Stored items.
..........

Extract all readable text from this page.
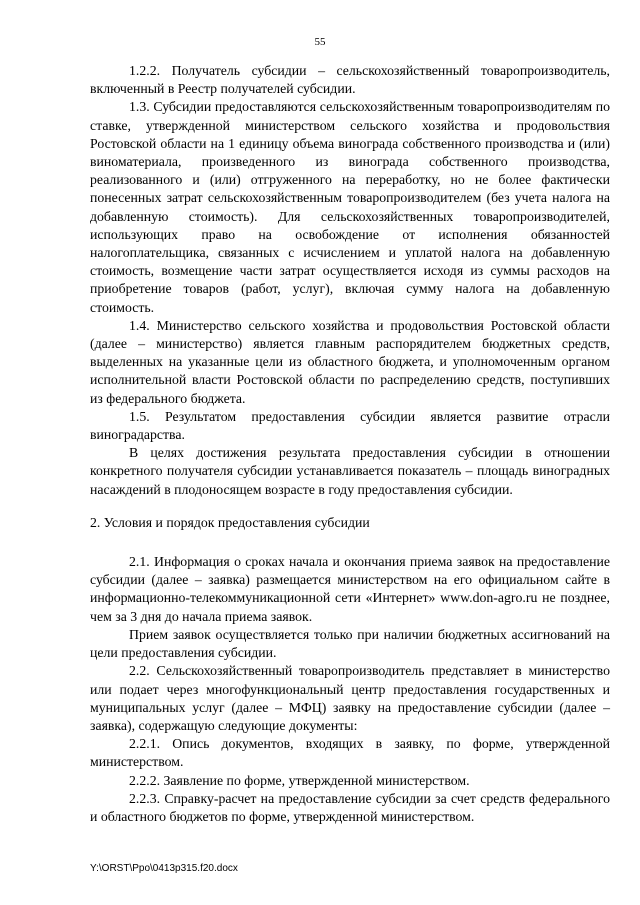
55

1.2.2. Получатель субсидии – сельскохозяйственный товаропроизводитель, включенный в Реестр получателей субсидии.

1.3. Субсидии предоставляются сельскохозяйственным товаропроизводителям по ставке, утвержденной министерством сельского хозяйства и продовольствия Ростовской области на 1 единицу объема винограда собственного производства и (или) виноматериала, произведенного из винограда собственного производства, реализованного и (или) отгруженного на переработку, но не более фактически понесенных затрат сельскохозяйственным товаропроизводителем (без учета налога на добавленную стоимость). Для сельскохозяйственных товаропроизводителей, использующих право на освобождение от исполнения обязанностей налогоплательщика, связанных с исчислением и уплатой налога на добавленную стоимость, возмещение части затрат осуществляется исходя из суммы расходов на приобретение товаров (работ, услуг), включая сумму налога на добавленную стоимость.

1.4. Министерство сельского хозяйства и продовольствия Ростовской области (далее – министерство) является главным распорядителем бюджетных средств, выделенных на указанные цели из областного бюджета, и уполномоченным органом исполнительной власти Ростовской области по распределению средств, поступивших из федерального бюджета.

1.5. Результатом предоставления субсидии является развитие отрасли виноградарства.

В целях достижения результата предоставления субсидии в отношении конкретного получателя субсидии устанавливается показатель – площадь виноградных насаждений в плодоносящем возрасте в году предоставления субсидии.

2. Условия и порядок предоставления субсидии

2.1. Информация о сроках начала и окончания приема заявок на предоставление субсидии (далее – заявка) размещается министерством на его официальном сайте в информационно-телекоммуникационной сети «Интернет» www.don-agro.ru не позднее, чем за 3 дня до начала приема заявок.

Прием заявок осуществляется только при наличии бюджетных ассигнований на цели предоставления субсидии.

2.2. Сельскохозяйственный товаропроизводитель представляет в министерство или подает через многофункциональный центр предоставления государственных и муниципальных услуг (далее – МФЦ) заявку на предоставление субсидии (далее – заявка), содержащую следующие документы:

2.2.1. Опись документов, входящих в заявку, по форме, утвержденной министерством.

2.2.2. Заявление по форме, утвержденной министерством.

2.2.3. Справку-расчет на предоставление субсидии за счет средств федерального и областного бюджетов по форме, утвержденной министерством.

Y:\ORST\Ppo\0413p315.f20.docx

..........

Instructions to follow.
Transcribe the whole listing exactly. Pictures are excluded.

Result of the task.
Extract all readable text from this page.
55

1.2.2. Получатель субсидии – сельскохозяйственный товаропроизводитель, включенный в Реестр получателей субсидии.

1.3. Субсидии предоставляются сельскохозяйственным товаропроизводителям по ставке, утвержденной министерством сельского хозяйства и продовольствия Ростовской области на 1 единицу объема винограда собственного производства и (или) виноматериала, произведенного из винограда собственного производства, реализованного и (или) отгруженного на переработку, но не более фактически понесенных затрат сельскохозяйственным товаропроизводителем (без учета налога на добавленную стоимость). Для сельскохозяйственных товаропроизводителей, использующих право на освобождение от исполнения обязанностей налогоплательщика, связанных с исчислением и уплатой налога на добавленную стоимость, возмещение части затрат осуществляется исходя из суммы расходов на приобретение товаров (работ, услуг), включая сумму налога на добавленную стоимость.

1.4. Министерство сельского хозяйства и продовольствия Ростовской области (далее – министерство) является главным распорядителем бюджетных средств, выделенных на указанные цели из областного бюджета, и уполномоченным органом исполнительной власти Ростовской области по распределению средств, поступивших из федерального бюджета.

1.5. Результатом предоставления субсидии является развитие отрасли виноградарства.

В целях достижения результата предоставления субсидии в отношении конкретного получателя субсидии устанавливается показатель – площадь виноградных насаждений в плодоносящем возрасте в году предоставления субсидии.

2. Условия и порядок предоставления субсидии

2.1. Информация о сроках начала и окончания приема заявок на предоставление субсидии (далее – заявка) размещается министерством на его официальном сайте в информационно-телекоммуникационной сети «Интернет» www.don-agro.ru не позднее, чем за 3 дня до начала приема заявок.

Прием заявок осуществляется только при наличии бюджетных ассигнований на цели предоставления субсидии.

2.2. Сельскохозяйственный товаропроизводитель представляет в министерство или подает через многофункциональный центр предоставления государственных и муниципальных услуг (далее – МФЦ) заявку на предоставление субсидии (далее – заявка), содержащую следующие документы:

2.2.1. Опись документов, входящих в заявку, по форме, утвержденной министерством.

2.2.2. Заявление по форме, утвержденной министерством.

2.2.3. Справку-расчет на предоставление субсидии за счет средств федерального и областного бюджетов по форме, утвержденной министерством.

Y:\ORST\Ppo\0413p315.f20.docx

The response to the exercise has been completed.